§ **INFORMATION SUPPLIED**:
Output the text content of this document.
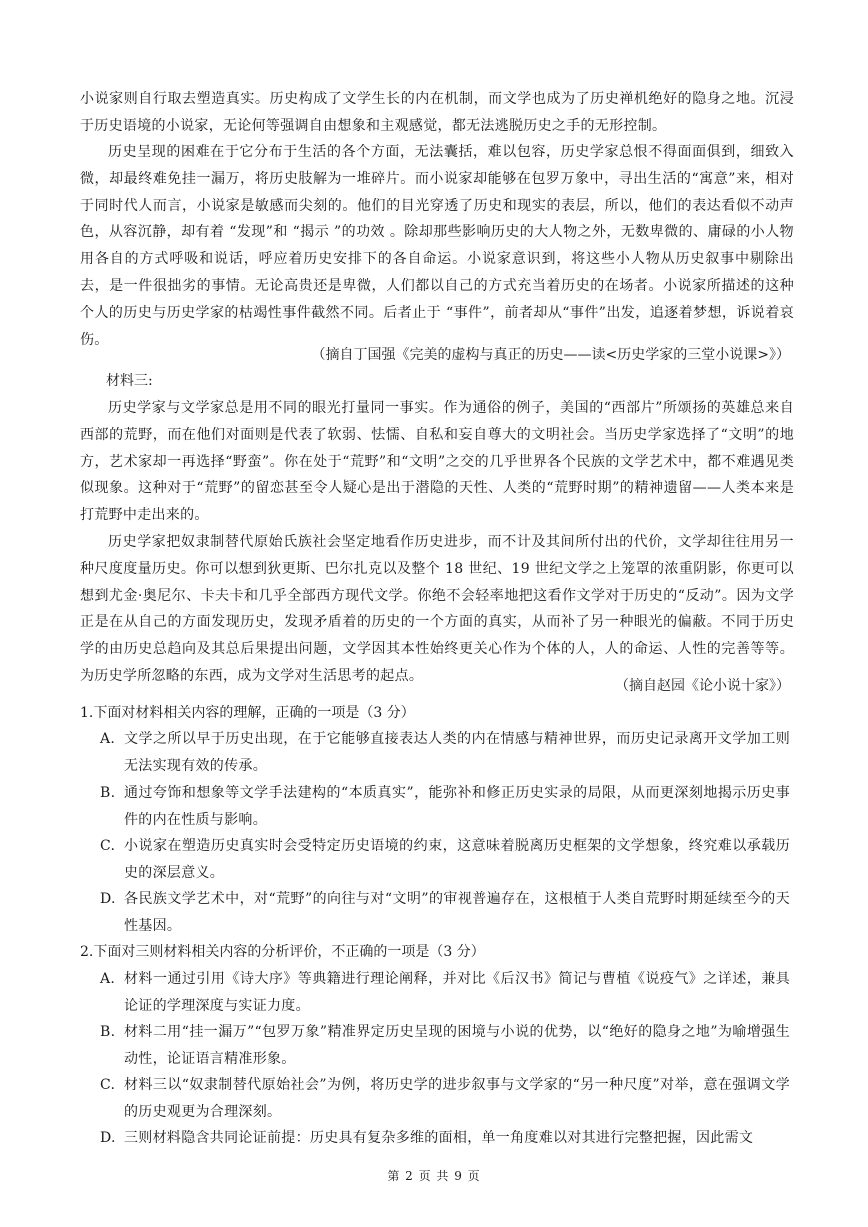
小说家则自行取去塑造真实。历史构成了文学生长的内在机制，而文学也成为了历史禅机绝好的隐身之地。沉浸于历史语境的小说家，无论何等强调自由想象和主观感觉，都无法逃脱历史之手的无形控制。
历史呈现的困难在于它分布于生活的各个方面，无法囊括，难以包容，历史学家总恨不得面面俱到，细致入微，却最终难免挂一漏万，将历史肢解为一堆碎片。而小说家却能够在包罗万象中，寻出生活的“寓意”来，相对于同时代人而言，小说家是敏感而尖刻的。他们的目光穿透了历史和现实的表层，所以，他们的表达看似不动声色，从容沉静，却有着 “发现”和 “揭示 ”的功效 。除却那些影响历史的大人物之外，无数卑微的、庸碌的小人物用各自的方式呼吸和说话，呼应着历史安排下的各自命运。小说家意识到，将这些小人物从历史叙事中剔除出去，是一件很拙劣的事情。无论高贵还是卑微，人们都以自己的方式充当着历史的在场者。小说家所描述的这种个人的历史与历史学家的枯竭性事件截然不同。后者止于 “事件”，前者却从“事件”出发，追逐着梦想，诉说着哀伤。
（摘自丁国强《完美的虚构与真正的历史——读<历史学家的三堂小说课>》）
材料三:
历史学家与文学家总是用不同的眼光打量同一事实。作为通俗的例子，美国的“西部片”所颂扬的英雄总来自西部的荒野，而在他们对面则是代表了软弱、怯懦、自私和妄自尊大的文明社会。当历史学家选择了“文明”的地方，艺术家却一再选择“野蛮”。你在处于“荒野”和“文明”之交的几乎世界各个民族的文学艺术中，都不难遇见类似现象。这种对于“荒野”的留恋甚至令人疑心是出于潜隐的天性、人类的“荒野时期”的精神遗留——人类本来是打荒野中走出来的。
历史学家把奴隶制替代原始氏族社会坚定地看作历史进步，而不计及其间所付出的代价，文学却往往用另一种尺度度量历史。你可以想到狄更斯、巴尔扎克以及整个 18 世纪、19 世纪文学之上笼罩的浓重阴影，你更可以想到尤金·奥尼尔、卡夫卡和几乎全部西方现代文学。你绝不会轻率地把这看作文学对于历史的“反动”。因为文学正是在从自己的方面发现历史，发现矛盾着的历史的一个方面的真实，从而补了另一种眼光的偏蔽。不同于历史学的由历史总趋向及其总后果提出问题，文学因其本性始终更关心作为个体的人，人的命运、人性的完善等等。为历史学所忽略的东西，成为文学对生活思考的起点。
（摘自赵园《论小说十家》）
1.下面对材料相关内容的理解，正确的一项是（3 分）
A. 文学之所以早于历史出现，在于它能够直接表达人类的内在情感与精神世界，而历史记录离开文学加工则无法实现有效的传承。
B. 通过夸饰和想象等文学手法建构的“本质真实”，能弥补和修正历史实录的局限，从而更深刻地揭示历史事件的内在性质与影响。
C. 小说家在塑造历史真实时会受特定历史语境的约束，这意味着脱离历史框架的文学想象，终究难以承载历史的深层意义。
D. 各民族文学艺术中，对“荒野”的向往与对“文明”的审视普遍存在，这根植于人类自荒野时期延续至今的天性基因。
2.下面对三则材料相关内容的分析评价，不正确的一项是（3 分）
A. 材料一通过引用《诗大序》等典籍进行理论阐释，并对比《后汉书》简记与曹植《说疫气》之详述，兼具论证的学理深度与实证力度。
B. 材料二用“挂一漏万”“包罗万象”精准界定历史呈现的困境与小说的优势，以“绝好的隐身之地”为喻增强生动性，论证语言精准形象。
C. 材料三以“奴隶制替代原始社会”为例，将历史学的进步叙事与文学家的“另一种尺度”对举，意在强调文学的历史观更为合理深刻。
D. 三则材料隐含共同论证前提：历史具有复杂多维的面相，单一角度难以对其进行完整把握，因此需文
第 2 页 共 9 页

§ **PROMPT**:
Transcribe the full listing above exactly, with the images removed.

§ **EXERCISE RESPONSE**:
Output the text content of this document.
小说家则自行取去塑造真实。历史构成了文学生长的内在机制，而文学也成为了历史禅机绝好的隐身之地。沉浸于历史语境的小说家，无论何等强调自由想象和主观感觉，都无法逃脱历史之手的无形控制。
历史呈现的困难在于它分布于生活的各个方面，无法囊括，难以包容，历史学家总恨不得面面俱到，细致入微，却最终难免挂一漏万，将历史肢解为一堆碎片。而小说家却能够在包罗万象中，寻出生活的“寓意”来，相对于同时代人而言，小说家是敏感而尖刻的。他们的目光穿透了历史和现实的表层，所以，他们的表达看似不动声色，从容沉静，却有着 “发现”和 “揭示 ”的功效 。除却那些影响历史的大人物之外，无数卑微的、庸碌的小人物用各自的方式呼吸和说话，呼应着历史安排下的各自命运。小说家意识到，将这些小人物从历史叙事中剔除出去，是一件很拙劣的事情。无论高贵还是卑微，人们都以自己的方式充当着历史的在场者。小说家所描述的这种个人的历史与历史学家的枯竭性事件截然不同。后者止于 “事件”，前者却从“事件”出发，追逐着梦想，诉说着哀伤。
（摘自丁国强《完美的虚构与真正的历史——读<历史学家的三堂小说课>》）
材料三:
历史学家与文学家总是用不同的眼光打量同一事实。作为通俗的例子，美国的“西部片”所颂扬的英雄总来自西部的荒野，而在他们对面则是代表了软弱、怯懦、自私和妄自尊大的文明社会。当历史学家选择了“文明”的地方，艺术家却一再选择“野蛮”。你在处于“荒野”和“文明”之交的几乎世界各个民族的文学艺术中，都不难遇见类似现象。这种对于“荒野”的留恋甚至令人疑心是出于潜隐的天性、人类的“荒野时期”的精神遗留——人类本来是打荒野中走出来的。
历史学家把奴隶制替代原始氏族社会坚定地看作历史进步，而不计及其间所付出的代价，文学却往往用另一种尺度度量历史。你可以想到狄更斯、巴尔扎克以及整个 18 世纪、19 世纪文学之上笼罩的浓重阴影，你更可以想到尤金·奥尼尔、卡夫卡和几乎全部西方现代文学。你绝不会轻率地把这看作文学对于历史的“反动”。因为文学正是在从自己的方面发现历史，发现矛盾着的历史的一个方面的真实，从而补了另一种眼光的偏蔽。不同于历史学的由历史总趋向及其总后果提出问题，文学因其本性始终更关心作为个体的人，人的命运、人性的完善等等。为历史学所忽略的东西，成为文学对生活思考的起点。
（摘自赵园《论小说十家》）
1.下面对材料相关内容的理解，正确的一项是（3 分）
A. 文学之所以早于历史出现，在于它能够直接表达人类的内在情感与精神世界，而历史记录离开文学加工则无法实现有效的传承。
B. 通过夸饰和想象等文学手法建构的“本质真实”，能弥补和修正历史实录的局限，从而更深刻地揭示历史事件的内在性质与影响。
C. 小说家在塑造历史真实时会受特定历史语境的约束，这意味着脱离历史框架的文学想象，终究难以承载历史的深层意义。
D. 各民族文学艺术中，对“荒野”的向往与对“文明”的审视普遍存在，这根植于人类自荒野时期延续至今的天性基因。
2.下面对三则材料相关内容的分析评价，不正确的一项是（3 分）
A. 材料一通过引用《诗大序》等典籍进行理论阐释，并对比《后汉书》简记与曹植《说疫气》之详述，兼具论证的学理深度与实证力度。
B. 材料二用“挂一漏万”“包罗万象”精准界定历史呈现的困境与小说的优势，以“绝好的隐身之地”为喻增强生动性，论证语言精准形象。
C. 材料三以“奴隶制替代原始社会”为例，将历史学的进步叙事与文学家的“另一种尺度”对举，意在强调文学的历史观更为合理深刻。
D. 三则材料隐含共同论证前提：历史具有复杂多维的面相，单一角度难以对其进行完整把握，因此需文
第 2 页 共 9 页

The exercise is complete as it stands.